-- start of Stored records --
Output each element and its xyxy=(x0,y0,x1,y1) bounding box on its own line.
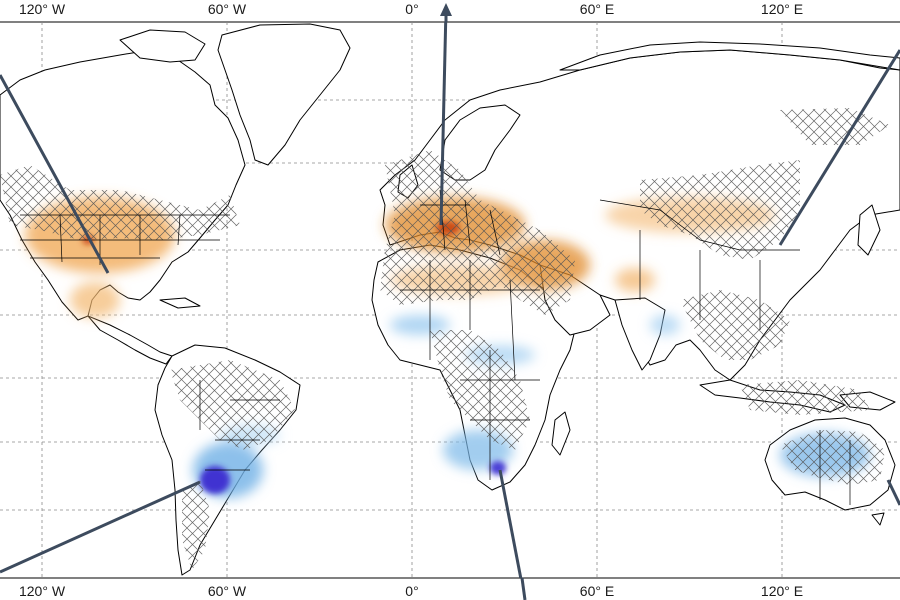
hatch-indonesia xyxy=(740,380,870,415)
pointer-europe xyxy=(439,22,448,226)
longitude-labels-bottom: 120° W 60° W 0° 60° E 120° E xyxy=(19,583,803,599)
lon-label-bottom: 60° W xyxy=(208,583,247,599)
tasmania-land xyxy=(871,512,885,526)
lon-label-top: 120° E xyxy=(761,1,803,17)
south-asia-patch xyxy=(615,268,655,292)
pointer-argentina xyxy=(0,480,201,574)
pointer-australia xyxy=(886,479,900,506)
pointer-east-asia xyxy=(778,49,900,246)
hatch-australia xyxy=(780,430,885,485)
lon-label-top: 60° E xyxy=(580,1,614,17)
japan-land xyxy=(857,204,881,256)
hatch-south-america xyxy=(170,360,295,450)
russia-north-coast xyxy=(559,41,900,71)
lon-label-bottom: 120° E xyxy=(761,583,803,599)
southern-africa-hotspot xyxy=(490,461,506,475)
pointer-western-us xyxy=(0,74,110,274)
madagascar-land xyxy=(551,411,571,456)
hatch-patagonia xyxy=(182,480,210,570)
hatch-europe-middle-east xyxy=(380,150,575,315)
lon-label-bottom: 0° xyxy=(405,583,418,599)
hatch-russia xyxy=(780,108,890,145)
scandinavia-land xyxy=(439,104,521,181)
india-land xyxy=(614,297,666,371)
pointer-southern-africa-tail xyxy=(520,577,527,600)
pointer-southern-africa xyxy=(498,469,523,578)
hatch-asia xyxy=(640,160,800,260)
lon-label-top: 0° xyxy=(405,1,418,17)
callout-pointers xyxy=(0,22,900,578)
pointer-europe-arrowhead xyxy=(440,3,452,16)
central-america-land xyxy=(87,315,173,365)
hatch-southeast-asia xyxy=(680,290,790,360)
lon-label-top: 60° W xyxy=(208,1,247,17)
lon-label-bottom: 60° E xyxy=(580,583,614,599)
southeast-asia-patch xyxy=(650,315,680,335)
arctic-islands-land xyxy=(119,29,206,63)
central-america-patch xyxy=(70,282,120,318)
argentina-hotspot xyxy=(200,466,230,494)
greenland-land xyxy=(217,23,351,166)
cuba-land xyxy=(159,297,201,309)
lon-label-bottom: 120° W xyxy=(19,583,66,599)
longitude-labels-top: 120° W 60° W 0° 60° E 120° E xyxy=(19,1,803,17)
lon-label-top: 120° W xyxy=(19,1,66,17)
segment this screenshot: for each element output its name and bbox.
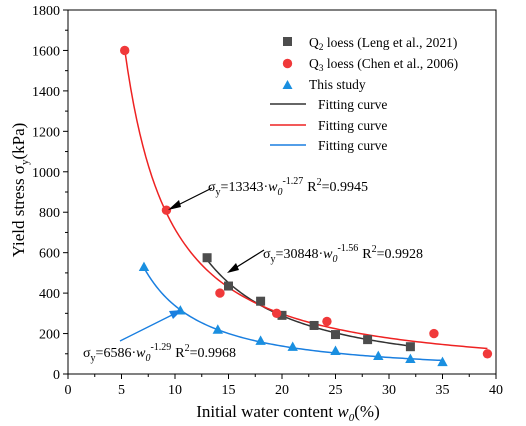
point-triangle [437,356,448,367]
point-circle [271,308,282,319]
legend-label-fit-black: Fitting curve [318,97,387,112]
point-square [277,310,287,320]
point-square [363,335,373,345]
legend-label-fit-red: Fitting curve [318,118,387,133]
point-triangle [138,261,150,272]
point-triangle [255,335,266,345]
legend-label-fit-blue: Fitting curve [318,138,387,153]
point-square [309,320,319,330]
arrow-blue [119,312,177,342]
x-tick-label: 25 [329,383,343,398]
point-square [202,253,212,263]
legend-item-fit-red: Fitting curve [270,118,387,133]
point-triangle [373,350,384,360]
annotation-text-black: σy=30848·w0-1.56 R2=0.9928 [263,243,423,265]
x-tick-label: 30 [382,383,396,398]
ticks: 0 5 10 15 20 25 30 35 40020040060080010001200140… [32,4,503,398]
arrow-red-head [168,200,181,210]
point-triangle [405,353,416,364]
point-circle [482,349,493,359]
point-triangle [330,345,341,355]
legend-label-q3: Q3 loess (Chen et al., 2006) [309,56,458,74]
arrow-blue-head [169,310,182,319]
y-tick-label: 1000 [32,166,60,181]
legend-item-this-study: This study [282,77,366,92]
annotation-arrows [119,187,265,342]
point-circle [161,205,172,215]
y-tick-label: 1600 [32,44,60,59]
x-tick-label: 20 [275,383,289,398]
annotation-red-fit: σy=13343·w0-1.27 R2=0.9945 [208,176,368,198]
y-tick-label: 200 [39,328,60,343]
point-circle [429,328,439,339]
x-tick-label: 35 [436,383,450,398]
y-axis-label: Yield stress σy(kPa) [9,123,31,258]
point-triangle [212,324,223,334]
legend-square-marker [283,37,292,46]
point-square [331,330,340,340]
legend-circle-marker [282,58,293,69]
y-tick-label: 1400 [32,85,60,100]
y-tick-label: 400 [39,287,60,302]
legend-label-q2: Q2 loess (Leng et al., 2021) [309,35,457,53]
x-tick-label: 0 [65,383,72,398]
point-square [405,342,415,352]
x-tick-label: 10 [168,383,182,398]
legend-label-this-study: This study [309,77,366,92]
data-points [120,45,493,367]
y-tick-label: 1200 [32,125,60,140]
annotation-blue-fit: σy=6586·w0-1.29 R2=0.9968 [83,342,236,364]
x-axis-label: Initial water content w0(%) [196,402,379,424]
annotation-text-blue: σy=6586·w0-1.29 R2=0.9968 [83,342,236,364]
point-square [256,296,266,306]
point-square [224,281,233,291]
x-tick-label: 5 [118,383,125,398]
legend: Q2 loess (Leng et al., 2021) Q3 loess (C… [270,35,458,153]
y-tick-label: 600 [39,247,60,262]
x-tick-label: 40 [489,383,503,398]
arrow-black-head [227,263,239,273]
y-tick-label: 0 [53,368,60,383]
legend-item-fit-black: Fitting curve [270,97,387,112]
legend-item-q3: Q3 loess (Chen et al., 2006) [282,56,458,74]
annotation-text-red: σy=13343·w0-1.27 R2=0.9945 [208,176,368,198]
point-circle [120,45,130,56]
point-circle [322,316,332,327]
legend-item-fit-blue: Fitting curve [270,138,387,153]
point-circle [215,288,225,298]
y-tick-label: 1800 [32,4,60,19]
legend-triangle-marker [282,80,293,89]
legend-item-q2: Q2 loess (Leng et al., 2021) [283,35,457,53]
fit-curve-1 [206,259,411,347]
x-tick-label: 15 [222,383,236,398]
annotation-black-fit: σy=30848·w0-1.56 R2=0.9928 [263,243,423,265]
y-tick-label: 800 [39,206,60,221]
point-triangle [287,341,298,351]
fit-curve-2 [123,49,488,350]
-- end of Stored records --
● Task to complete
Present as a numbered list the entries from the line containing "hatch-indonesia xyxy=(740,380,870,415)" through the line containing "southeast-asia-patch xyxy=(650,315,680,335)", both included, omitting any blank lines.

● Response
1. hatch-indonesia xyxy=(740,380,870,415)
2. pointer-europe xyxy=(439,22,448,226)
3. longitude-labels-bottom: 120° W 60° W 0° 60° E 120° E xyxy=(19,583,803,599)
4. lon-label-bottom: 60° W xyxy=(208,583,247,599)
5. tasmania-land xyxy=(871,512,885,526)
6. lon-label-top: 120° E xyxy=(761,1,803,17)
7. south-asia-patch xyxy=(615,268,655,292)
8. pointer-argentina xyxy=(0,480,201,574)
9. pointer-australia xyxy=(886,479,900,506)
10. pointer-east-asia xyxy=(778,49,900,246)
11. hatch-australia xyxy=(780,430,885,485)
12. lon-label-top: 60° E xyxy=(580,1,614,17)
13. japan-land xyxy=(857,204,881,256)
14. hatch-south-america xyxy=(170,360,295,450)
15. russia-north-coast xyxy=(559,41,900,71)
16. lon-label-bottom: 120° E xyxy=(761,583,803,599)
17. southern-africa-hotspot xyxy=(490,461,506,475)
18. pointer-western-us xyxy=(0,74,110,274)
19. madagascar-land xyxy=(551,411,571,456)
20. hatch-patagonia xyxy=(182,480,210,570)
21. hatch-europe-middle-east xyxy=(380,150,575,315)
22. lon-label-bottom: 0° xyxy=(405,583,418,599)
23. hatch-russia xyxy=(780,108,890,145)
24. scandinavia-land xyxy=(439,104,521,181)
25. india-land xyxy=(614,297,666,371)
26. pointer-southern-africa-tail xyxy=(520,577,527,600)
27. pointer-southern-africa xyxy=(498,469,523,578)
28. hatch-asia xyxy=(640,160,800,260)
29. lon-label-top: 0° xyxy=(405,1,418,17)
30. callout-pointers xyxy=(0,22,900,578)
31. pointer-europe-arrowhead xyxy=(440,3,452,16)
32. central-america-land xyxy=(87,315,173,365)
33. hatch-southeast-asia xyxy=(680,290,790,360)
34. lon-label-top: 60° W xyxy=(208,1,247,17)
35. lon-label-bottom: 60° E xyxy=(580,583,614,599)
36. southeast-asia-patch xyxy=(650,315,680,335)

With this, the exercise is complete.